** START SOURCE PASSAGE **
She pointed to my cocktail glass. V-shaped with a stem. You know the one.
“People started drinking stuff out of this glass,” she said, “like they never had before. So bartenders started making more drinks for that glass.”
Joy brought over Clark’s daiquiri. It was in that glass.
“It all gelled while I was doing a brief freelance stint for the Herald,” Clark continued, “writing for their Sunday food section and alternating each week between beer columns and wine and spirit columns. Every time I sat down to start writing a column I would Google ‘best Boston bars,’ ‘best Boston bartenders,’ ‘Boston cocktails,’ things like that, trying to find background information. There was, like, nothing. After the tenth time doing that I kind of said, ‘Hey, this looks like something I might be able to do myself.’”
Of course, now when you Google any of those search terms, Clark’s blog comes up. First result. I thought about a time not too long ago when I’d been desperately Googling “periodista recipe” and coming up short. Try that search today. Not the only way I’d followed in Clark’s footsteps.
“I started interviewing bartenders,” she continued, “writing profiles, doing reviews. I wanted it to be a platform for my writing, but I also wanted it to be, you know, a loose narrative of what was happening in the Boston bar scene.”
Clark’s narrative covers the past five years. I arrived on the scene in 2007, started trailing the Periodista in 2010. But my questions went back at least to 1995, and not a single person I’ve wanted to get access to has left town. Clark had profiled almost all of them years before I showed up.
“The top people in Boston are definitely the ones who have been slogging it out for a long time,” Clark said. “Jackson, Misty, John—but there’s this funny thing happening now where a twenty-three-year-old will start working at a bar, and be kicking ass and doing great, but have the expectation that they’re going to be, like, brand ambassador and a celebrity bartender within five years. Now, that has definitely happened in New York, and probably San Francisco. Not really here. But I think if there’s anyone in Boston working now who’s on that trajectory, it’s Misty.”
** END SOURCE PASSAGE **
AIM A :: In the Boston bar passage, what did Clark alternate between each week while writing for the Herald's Sunday food section?
** START ENTRIES **
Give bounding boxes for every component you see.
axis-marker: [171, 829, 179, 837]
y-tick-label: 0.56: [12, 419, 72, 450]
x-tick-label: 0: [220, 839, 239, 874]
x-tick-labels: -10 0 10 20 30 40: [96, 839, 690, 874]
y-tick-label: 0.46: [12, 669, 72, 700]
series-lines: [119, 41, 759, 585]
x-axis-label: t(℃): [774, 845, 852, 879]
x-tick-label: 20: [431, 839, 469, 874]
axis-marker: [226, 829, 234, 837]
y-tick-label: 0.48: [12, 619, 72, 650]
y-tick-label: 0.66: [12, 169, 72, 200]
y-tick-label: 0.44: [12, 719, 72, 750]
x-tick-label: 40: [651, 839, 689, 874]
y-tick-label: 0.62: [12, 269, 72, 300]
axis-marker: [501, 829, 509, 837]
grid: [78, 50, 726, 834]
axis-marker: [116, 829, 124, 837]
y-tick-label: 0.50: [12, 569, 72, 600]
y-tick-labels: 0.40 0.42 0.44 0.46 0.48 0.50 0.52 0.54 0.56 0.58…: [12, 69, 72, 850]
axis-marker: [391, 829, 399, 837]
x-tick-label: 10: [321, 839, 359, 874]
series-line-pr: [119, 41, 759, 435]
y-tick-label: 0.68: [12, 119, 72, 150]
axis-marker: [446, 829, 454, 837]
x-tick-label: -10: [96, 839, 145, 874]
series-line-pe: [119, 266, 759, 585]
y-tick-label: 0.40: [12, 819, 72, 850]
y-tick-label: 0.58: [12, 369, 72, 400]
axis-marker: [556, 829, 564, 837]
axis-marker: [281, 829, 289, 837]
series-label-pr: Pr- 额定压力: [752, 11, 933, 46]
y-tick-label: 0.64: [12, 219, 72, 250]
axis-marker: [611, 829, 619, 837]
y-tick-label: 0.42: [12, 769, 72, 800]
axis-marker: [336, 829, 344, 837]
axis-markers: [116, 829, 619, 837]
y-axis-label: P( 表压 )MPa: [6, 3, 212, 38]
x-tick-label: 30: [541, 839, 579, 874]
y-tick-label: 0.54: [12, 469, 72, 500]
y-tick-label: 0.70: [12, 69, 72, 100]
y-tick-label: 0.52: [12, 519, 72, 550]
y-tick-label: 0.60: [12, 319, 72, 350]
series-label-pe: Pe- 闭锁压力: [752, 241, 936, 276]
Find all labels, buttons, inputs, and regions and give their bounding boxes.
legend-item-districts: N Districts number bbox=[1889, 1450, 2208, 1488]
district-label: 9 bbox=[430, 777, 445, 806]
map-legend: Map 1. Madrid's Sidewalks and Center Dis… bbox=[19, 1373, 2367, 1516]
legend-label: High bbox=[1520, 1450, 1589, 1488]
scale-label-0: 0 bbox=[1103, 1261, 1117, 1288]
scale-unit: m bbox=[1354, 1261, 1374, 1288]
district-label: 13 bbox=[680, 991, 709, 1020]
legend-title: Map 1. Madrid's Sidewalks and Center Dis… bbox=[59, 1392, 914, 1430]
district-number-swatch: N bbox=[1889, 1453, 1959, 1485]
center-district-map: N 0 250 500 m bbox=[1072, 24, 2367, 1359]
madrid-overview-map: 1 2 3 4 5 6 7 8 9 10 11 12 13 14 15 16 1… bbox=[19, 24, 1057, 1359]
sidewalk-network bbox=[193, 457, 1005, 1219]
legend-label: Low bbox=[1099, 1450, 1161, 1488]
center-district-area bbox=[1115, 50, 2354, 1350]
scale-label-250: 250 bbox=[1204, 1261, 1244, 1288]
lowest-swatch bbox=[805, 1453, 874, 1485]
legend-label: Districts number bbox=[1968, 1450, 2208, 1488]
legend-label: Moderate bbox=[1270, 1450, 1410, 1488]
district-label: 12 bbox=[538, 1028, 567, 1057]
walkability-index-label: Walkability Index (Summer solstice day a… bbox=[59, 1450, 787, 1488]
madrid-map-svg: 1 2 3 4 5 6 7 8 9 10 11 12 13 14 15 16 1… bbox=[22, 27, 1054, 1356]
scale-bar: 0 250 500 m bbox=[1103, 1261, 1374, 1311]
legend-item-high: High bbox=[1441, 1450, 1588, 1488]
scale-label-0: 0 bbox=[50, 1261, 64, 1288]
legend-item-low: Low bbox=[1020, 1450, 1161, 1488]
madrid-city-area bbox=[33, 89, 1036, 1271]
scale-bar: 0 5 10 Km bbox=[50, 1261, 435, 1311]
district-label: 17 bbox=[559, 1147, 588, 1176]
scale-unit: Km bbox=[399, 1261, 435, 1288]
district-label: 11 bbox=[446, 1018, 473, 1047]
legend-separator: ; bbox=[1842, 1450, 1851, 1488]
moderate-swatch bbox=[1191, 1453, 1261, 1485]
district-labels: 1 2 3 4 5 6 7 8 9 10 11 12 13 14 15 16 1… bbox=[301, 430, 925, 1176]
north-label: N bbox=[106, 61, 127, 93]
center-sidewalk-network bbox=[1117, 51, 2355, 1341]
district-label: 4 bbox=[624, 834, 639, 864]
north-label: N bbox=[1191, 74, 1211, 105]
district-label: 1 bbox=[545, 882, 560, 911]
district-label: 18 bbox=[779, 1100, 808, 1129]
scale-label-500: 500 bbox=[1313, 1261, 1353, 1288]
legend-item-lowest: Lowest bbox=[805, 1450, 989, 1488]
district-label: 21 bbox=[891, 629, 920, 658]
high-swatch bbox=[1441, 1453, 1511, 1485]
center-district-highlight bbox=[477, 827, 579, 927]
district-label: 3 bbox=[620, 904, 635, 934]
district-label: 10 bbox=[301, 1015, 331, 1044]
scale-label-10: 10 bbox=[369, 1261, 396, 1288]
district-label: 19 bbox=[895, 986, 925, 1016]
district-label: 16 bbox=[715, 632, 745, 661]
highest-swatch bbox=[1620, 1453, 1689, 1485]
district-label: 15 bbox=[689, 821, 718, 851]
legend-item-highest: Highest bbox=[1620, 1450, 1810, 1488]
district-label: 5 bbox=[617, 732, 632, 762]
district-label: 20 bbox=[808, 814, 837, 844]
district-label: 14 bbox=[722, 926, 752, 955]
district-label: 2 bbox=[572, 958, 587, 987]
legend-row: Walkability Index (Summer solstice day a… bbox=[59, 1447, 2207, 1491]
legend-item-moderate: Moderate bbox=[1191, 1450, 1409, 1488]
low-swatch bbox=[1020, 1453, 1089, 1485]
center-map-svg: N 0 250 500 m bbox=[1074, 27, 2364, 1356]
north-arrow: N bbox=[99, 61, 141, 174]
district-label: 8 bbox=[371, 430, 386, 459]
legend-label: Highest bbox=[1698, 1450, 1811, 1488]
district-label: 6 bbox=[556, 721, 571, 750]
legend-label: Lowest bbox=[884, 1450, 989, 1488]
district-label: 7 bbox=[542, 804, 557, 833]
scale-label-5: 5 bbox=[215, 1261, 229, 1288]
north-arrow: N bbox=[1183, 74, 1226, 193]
** END ENTRIES **
AIM B :: Convert the rows, from the first one through the line containing "axis-marker: [226, 829, 234, 837]", into a Markdown table with the columns No. and Line, skipping any blank lines.

EXERCISE RESULT A :: Beer columns and wine and spirit columns.

EXERCISE RESULT B ::
| No. | Line |
|---|---|
| 1 | Give bounding boxes for every component you see. |
| 2 | axis-marker: [171, 829, 179, 837] |
| 3 | y-tick-label: 0.56: [12, 419, 72, 450] |
| 4 | x-tick-label: 0: [220, 839, 239, 874] |
| 5 | x-tick-labels: -10 0 10 20 30 40: [96, 839, 690, 874] |
| 6 | y-tick-label: 0.46: [12, 669, 72, 700] |
| 7 | series-lines: [119, 41, 759, 585] |
| 8 | x-axis-label: t(℃): [774, 845, 852, 879] |
| 9 | x-tick-label: 20: [431, 839, 469, 874] |
| 10 | axis-marker: [226, 829, 234, 837] |